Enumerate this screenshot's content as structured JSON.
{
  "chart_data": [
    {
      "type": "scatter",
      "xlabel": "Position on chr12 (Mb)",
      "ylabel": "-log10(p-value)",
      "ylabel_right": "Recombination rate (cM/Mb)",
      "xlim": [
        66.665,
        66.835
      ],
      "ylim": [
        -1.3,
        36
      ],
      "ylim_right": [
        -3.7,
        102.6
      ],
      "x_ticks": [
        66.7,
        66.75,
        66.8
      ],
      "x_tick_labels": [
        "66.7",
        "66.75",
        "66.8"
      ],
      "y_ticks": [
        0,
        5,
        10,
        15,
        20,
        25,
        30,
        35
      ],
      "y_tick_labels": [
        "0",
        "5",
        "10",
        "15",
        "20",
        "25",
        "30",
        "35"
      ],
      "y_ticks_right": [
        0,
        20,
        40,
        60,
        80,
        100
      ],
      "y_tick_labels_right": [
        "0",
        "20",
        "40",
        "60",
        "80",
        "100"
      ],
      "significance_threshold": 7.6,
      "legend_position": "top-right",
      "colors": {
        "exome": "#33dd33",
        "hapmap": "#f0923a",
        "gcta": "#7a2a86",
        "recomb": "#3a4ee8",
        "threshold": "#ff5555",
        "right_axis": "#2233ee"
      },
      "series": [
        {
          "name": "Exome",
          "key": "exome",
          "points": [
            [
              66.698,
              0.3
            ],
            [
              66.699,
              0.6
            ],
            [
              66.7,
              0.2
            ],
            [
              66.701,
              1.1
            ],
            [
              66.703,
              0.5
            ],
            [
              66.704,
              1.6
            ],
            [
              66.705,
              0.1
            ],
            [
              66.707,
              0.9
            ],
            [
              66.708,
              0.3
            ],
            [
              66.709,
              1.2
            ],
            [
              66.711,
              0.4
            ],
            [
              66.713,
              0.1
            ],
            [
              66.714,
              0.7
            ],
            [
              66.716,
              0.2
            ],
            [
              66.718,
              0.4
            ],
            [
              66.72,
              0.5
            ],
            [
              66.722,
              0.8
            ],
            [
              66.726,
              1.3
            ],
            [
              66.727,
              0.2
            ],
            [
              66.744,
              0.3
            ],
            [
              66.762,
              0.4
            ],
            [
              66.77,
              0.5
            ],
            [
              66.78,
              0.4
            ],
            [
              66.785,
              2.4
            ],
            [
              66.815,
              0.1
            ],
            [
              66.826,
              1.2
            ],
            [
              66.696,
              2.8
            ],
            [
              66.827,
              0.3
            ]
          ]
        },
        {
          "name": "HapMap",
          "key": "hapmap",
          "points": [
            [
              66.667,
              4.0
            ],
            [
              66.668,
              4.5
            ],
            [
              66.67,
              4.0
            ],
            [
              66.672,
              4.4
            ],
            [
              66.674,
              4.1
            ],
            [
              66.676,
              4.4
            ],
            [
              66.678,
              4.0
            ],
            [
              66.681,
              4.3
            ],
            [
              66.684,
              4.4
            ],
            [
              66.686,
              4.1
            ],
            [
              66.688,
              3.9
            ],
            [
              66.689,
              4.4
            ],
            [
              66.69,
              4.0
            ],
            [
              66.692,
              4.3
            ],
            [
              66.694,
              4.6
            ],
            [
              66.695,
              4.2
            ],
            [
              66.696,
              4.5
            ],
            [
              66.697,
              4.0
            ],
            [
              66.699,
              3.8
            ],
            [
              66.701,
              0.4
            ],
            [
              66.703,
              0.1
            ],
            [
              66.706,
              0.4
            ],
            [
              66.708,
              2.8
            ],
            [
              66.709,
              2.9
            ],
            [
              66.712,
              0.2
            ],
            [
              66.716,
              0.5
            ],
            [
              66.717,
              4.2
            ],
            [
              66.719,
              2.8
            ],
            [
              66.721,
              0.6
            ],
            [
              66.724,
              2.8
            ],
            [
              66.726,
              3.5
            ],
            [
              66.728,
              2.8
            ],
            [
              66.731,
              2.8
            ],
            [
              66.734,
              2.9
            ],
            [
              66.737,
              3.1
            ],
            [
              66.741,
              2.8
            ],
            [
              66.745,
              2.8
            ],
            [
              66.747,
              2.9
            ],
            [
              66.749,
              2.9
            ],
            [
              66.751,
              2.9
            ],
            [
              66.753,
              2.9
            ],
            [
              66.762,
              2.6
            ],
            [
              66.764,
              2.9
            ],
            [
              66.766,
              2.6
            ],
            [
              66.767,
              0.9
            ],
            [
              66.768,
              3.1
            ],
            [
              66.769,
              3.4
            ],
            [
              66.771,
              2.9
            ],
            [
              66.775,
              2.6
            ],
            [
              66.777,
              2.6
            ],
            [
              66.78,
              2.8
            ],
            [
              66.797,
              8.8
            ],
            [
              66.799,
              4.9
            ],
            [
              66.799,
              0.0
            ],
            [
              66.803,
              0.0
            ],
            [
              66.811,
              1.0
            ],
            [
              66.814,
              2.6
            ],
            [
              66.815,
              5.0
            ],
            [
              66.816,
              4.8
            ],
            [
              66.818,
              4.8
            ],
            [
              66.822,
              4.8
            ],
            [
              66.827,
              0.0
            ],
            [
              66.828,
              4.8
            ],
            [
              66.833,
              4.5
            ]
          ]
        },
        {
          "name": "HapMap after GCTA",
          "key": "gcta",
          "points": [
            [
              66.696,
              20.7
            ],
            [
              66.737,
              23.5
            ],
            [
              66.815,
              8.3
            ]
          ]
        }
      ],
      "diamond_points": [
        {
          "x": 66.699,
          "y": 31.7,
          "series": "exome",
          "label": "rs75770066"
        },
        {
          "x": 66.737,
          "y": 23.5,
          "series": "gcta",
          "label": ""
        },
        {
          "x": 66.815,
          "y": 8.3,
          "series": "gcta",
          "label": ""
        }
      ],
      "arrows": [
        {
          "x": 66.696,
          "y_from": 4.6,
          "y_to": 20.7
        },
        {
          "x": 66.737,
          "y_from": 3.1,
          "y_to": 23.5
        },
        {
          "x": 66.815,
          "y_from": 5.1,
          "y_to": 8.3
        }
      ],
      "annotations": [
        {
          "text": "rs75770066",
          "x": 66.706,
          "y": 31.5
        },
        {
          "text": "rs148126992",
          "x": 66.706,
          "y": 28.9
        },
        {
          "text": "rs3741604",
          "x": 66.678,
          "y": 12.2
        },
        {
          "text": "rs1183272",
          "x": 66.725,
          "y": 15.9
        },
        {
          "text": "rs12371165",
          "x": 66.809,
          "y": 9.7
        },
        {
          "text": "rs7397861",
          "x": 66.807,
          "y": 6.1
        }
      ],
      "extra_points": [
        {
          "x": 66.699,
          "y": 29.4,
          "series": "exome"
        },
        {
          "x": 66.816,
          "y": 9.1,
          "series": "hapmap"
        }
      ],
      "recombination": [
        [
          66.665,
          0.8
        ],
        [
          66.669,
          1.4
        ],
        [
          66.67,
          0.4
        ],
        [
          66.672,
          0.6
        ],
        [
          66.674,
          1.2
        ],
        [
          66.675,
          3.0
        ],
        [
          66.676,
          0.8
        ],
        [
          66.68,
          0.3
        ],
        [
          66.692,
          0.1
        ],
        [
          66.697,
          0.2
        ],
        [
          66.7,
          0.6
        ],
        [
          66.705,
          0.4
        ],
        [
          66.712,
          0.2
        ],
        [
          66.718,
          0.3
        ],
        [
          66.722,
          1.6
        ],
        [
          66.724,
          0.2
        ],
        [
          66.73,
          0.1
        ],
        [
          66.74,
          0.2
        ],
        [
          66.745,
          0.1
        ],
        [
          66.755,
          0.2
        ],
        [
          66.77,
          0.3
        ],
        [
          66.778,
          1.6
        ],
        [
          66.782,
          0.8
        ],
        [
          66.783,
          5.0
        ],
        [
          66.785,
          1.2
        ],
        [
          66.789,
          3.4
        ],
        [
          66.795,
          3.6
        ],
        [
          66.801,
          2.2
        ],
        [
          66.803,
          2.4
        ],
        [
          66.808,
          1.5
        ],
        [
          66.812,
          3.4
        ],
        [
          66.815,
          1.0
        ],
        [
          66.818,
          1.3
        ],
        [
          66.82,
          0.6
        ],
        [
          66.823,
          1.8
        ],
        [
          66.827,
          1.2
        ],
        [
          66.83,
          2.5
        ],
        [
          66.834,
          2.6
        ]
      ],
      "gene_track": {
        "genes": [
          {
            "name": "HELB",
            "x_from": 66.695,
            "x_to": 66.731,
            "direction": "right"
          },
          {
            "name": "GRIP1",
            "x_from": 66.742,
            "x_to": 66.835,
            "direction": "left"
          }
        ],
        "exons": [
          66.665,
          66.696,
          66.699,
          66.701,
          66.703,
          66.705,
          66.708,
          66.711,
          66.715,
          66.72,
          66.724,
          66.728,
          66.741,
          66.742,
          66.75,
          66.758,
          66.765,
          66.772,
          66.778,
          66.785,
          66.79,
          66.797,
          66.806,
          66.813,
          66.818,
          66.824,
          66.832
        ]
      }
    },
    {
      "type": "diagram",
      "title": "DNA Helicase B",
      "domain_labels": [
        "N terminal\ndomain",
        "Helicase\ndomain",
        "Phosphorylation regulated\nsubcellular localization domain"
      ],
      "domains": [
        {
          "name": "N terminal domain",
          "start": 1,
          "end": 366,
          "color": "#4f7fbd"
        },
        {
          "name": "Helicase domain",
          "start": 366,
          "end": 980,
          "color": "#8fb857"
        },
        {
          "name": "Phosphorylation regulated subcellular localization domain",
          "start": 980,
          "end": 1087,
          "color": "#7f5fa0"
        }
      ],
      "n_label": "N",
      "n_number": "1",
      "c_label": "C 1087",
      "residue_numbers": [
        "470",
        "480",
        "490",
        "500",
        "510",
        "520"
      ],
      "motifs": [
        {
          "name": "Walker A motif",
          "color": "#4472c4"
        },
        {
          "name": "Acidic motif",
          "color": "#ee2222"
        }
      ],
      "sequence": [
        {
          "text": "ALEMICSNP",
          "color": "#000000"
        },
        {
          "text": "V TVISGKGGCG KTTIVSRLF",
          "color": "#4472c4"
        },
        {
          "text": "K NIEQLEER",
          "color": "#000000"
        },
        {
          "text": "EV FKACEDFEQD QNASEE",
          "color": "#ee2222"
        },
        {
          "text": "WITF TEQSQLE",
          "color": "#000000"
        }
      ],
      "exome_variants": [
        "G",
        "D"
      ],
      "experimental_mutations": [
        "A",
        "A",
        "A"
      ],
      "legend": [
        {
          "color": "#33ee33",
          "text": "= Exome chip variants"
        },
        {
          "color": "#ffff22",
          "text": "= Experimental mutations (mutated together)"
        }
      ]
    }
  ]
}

▶ Required work: In the material above, each line with the word "Helicase" should be copied.

▶ Task output:
      "title": "DNA Helicase B",
        "Helicase\ndomain",
          "name": "Helicase domain",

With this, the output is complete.